EXERCISE DESCRIPTION: Extract the text of each entry below exactly, leaving every image behind.

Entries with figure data
>>>
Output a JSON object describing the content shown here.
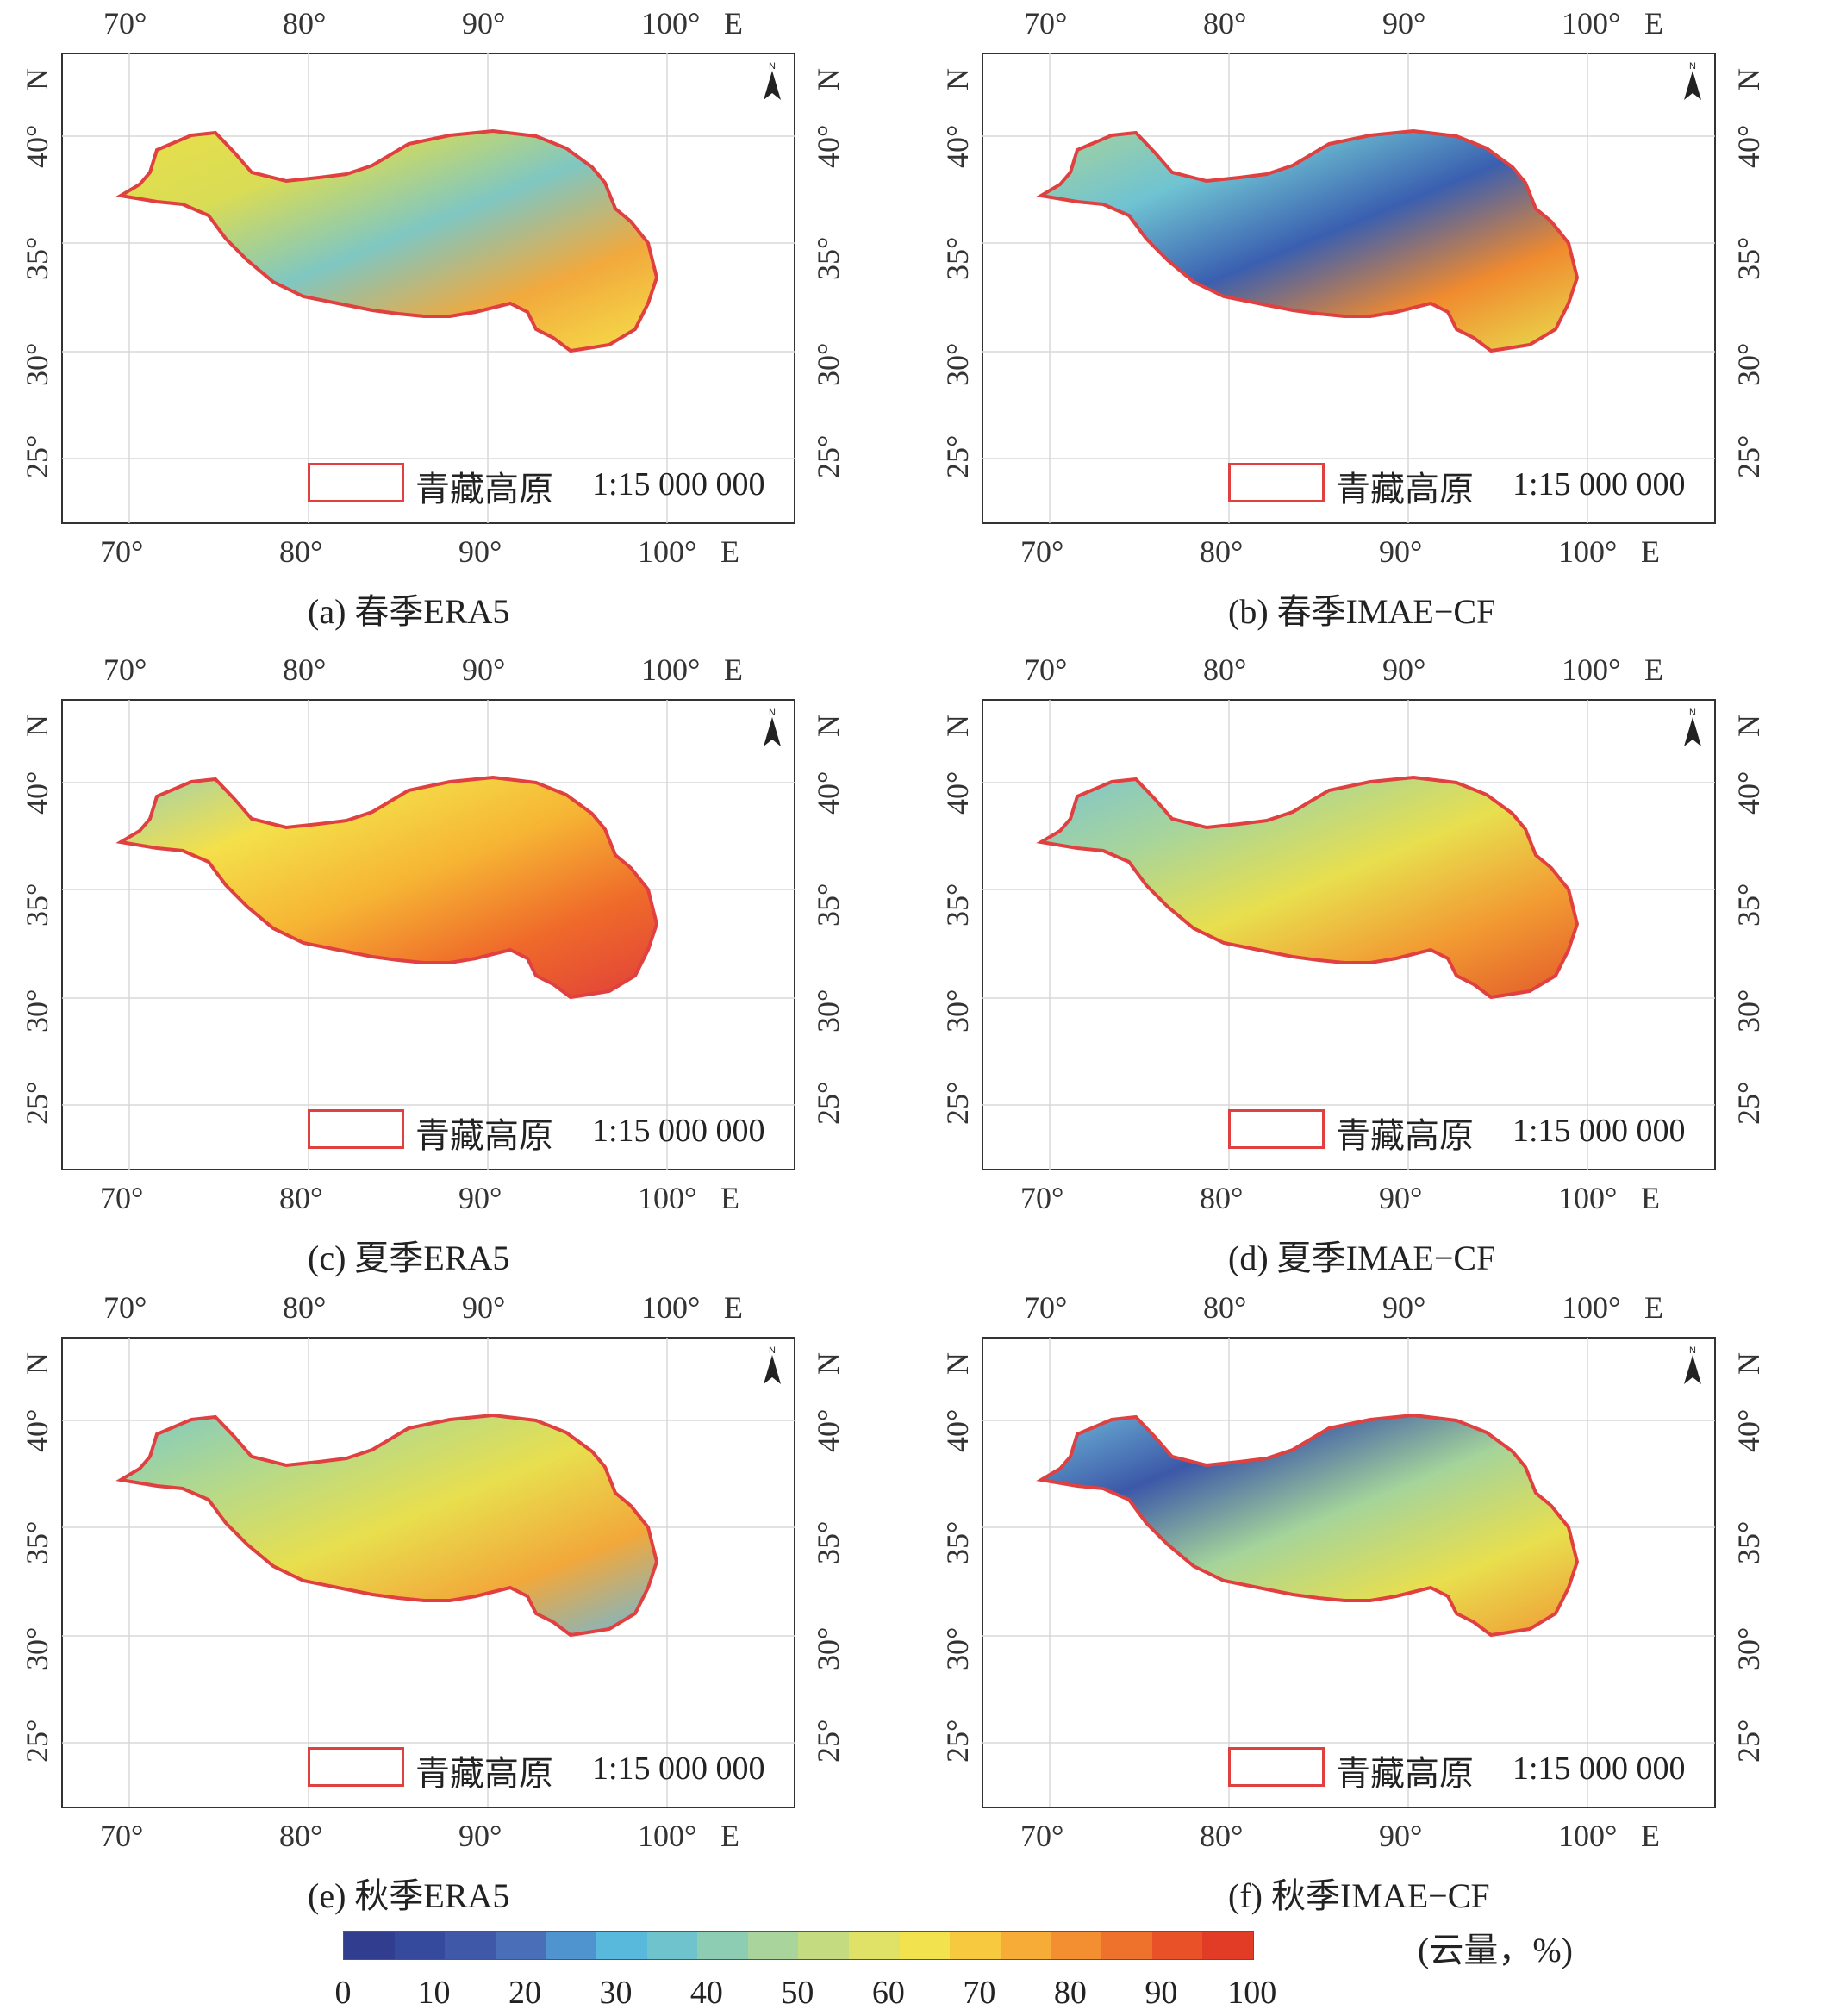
{
  "map_common": {
    "top_lon_labels": [
      "70°",
      "80°",
      "90°",
      "100°",
      "E"
    ],
    "bottom_lon_labels": [
      "70°",
      "80°",
      "90°",
      "100°",
      "E"
    ],
    "left_lat_labels": [
      "N",
      "40°",
      "35°",
      "30°",
      "25°"
    ],
    "right_lat_labels": [
      "N",
      "40°",
      "35°",
      "30°",
      "25°"
    ],
    "legend_label": "青藏高原",
    "scale": "1:15 000 000",
    "north_label": "N",
    "boundary_color": "#e04040"
  },
  "panels": [
    {
      "id": "a",
      "caption": "(a) 春季ERA5",
      "fill_colors": [
        "#e8e04a",
        "#d9dc55",
        "#7fc7c2",
        "#f2a93c",
        "#f5e04a"
      ]
    },
    {
      "id": "b",
      "caption": "(b) 春季IMAE−CF",
      "fill_colors": [
        "#a9d39a",
        "#6fc3d2",
        "#3a5fb0",
        "#f08a2e",
        "#e8df4e"
      ]
    },
    {
      "id": "c",
      "caption": "(c) 夏季ERA5",
      "fill_colors": [
        "#9fd1b0",
        "#f4e04a",
        "#f6b534",
        "#ef6a2a",
        "#e0403a"
      ]
    },
    {
      "id": "d",
      "caption": "(d) 夏季IMAE−CF",
      "fill_colors": [
        "#7ec4cf",
        "#a8d59a",
        "#e8df4e",
        "#f29a32",
        "#e25a2a"
      ]
    },
    {
      "id": "e",
      "caption": "(e) 秋季ERA5",
      "fill_colors": [
        "#7fc9c4",
        "#b4d98b",
        "#e8df4e",
        "#f2a83a",
        "#6fb8d8"
      ]
    },
    {
      "id": "f",
      "caption": "(f) 秋季IMAE−CF",
      "fill_colors": [
        "#6fb8d8",
        "#3c58a8",
        "#a5d49a",
        "#e8df4e",
        "#f09a34"
      ]
    }
  ],
  "colorbar": {
    "colors": [
      "#313d8f",
      "#354a9c",
      "#3f58a8",
      "#4a6fb8",
      "#4f93cf",
      "#58b9dc",
      "#6fc3cc",
      "#8ccdb4",
      "#a9d59c",
      "#c4dc7f",
      "#dfe266",
      "#f2e34e",
      "#f6c93e",
      "#f6ac36",
      "#f38f31",
      "#ef722c",
      "#e95228",
      "#e23c27"
    ],
    "tick_labels": [
      "0",
      "10",
      "20",
      "30",
      "40",
      "50",
      "60",
      "70",
      "80",
      "90",
      "100"
    ],
    "unit": "(云量，%)"
  }
}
<<<
REPLY TO THE TASK:
Output a JSON object describing the content shown here.
{
  "map_common": {
    "top_lon_labels": [
      "70°",
      "80°",
      "90°",
      "100°",
      "E"
    ],
    "bottom_lon_labels": [
      "70°",
      "80°",
      "90°",
      "100°",
      "E"
    ],
    "left_lat_labels": [
      "N",
      "40°",
      "35°",
      "30°",
      "25°"
    ],
    "right_lat_labels": [
      "N",
      "40°",
      "35°",
      "30°",
      "25°"
    ],
    "legend_label": "青藏高原",
    "scale": "1:15 000 000",
    "north_label": "N",
    "boundary_color": "#e04040"
  },
  "panels": [
    {
      "id": "a",
      "caption": "(a) 春季ERA5",
      "fill_colors": [
        "#e8e04a",
        "#d9dc55",
        "#7fc7c2",
        "#f2a93c",
        "#f5e04a"
      ]
    },
    {
      "id": "b",
      "caption": "(b) 春季IMAE−CF",
      "fill_colors": [
        "#a9d39a",
        "#6fc3d2",
        "#3a5fb0",
        "#f08a2e",
        "#e8df4e"
      ]
    },
    {
      "id": "c",
      "caption": "(c) 夏季ERA5",
      "fill_colors": [
        "#9fd1b0",
        "#f4e04a",
        "#f6b534",
        "#ef6a2a",
        "#e0403a"
      ]
    },
    {
      "id": "d",
      "caption": "(d) 夏季IMAE−CF",
      "fill_colors": [
        "#7ec4cf",
        "#a8d59a",
        "#e8df4e",
        "#f29a32",
        "#e25a2a"
      ]
    },
    {
      "id": "e",
      "caption": "(e) 秋季ERA5",
      "fill_colors": [
        "#7fc9c4",
        "#b4d98b",
        "#e8df4e",
        "#f2a83a",
        "#6fb8d8"
      ]
    },
    {
      "id": "f",
      "caption": "(f) 秋季IMAE−CF",
      "fill_colors": [
        "#6fb8d8",
        "#3c58a8",
        "#a5d49a",
        "#e8df4e",
        "#f09a34"
      ]
    }
  ],
  "colorbar": {
    "colors": [
      "#313d8f",
      "#354a9c",
      "#3f58a8",
      "#4a6fb8",
      "#4f93cf",
      "#58b9dc",
      "#6fc3cc",
      "#8ccdb4",
      "#a9d59c",
      "#c4dc7f",
      "#dfe266",
      "#f2e34e",
      "#f6c93e",
      "#f6ac36",
      "#f38f31",
      "#ef722c",
      "#e95228",
      "#e23c27"
    ],
    "tick_labels": [
      "0",
      "10",
      "20",
      "30",
      "40",
      "50",
      "60",
      "70",
      "80",
      "90",
      "100"
    ],
    "unit": "(云量，%)"
  }
}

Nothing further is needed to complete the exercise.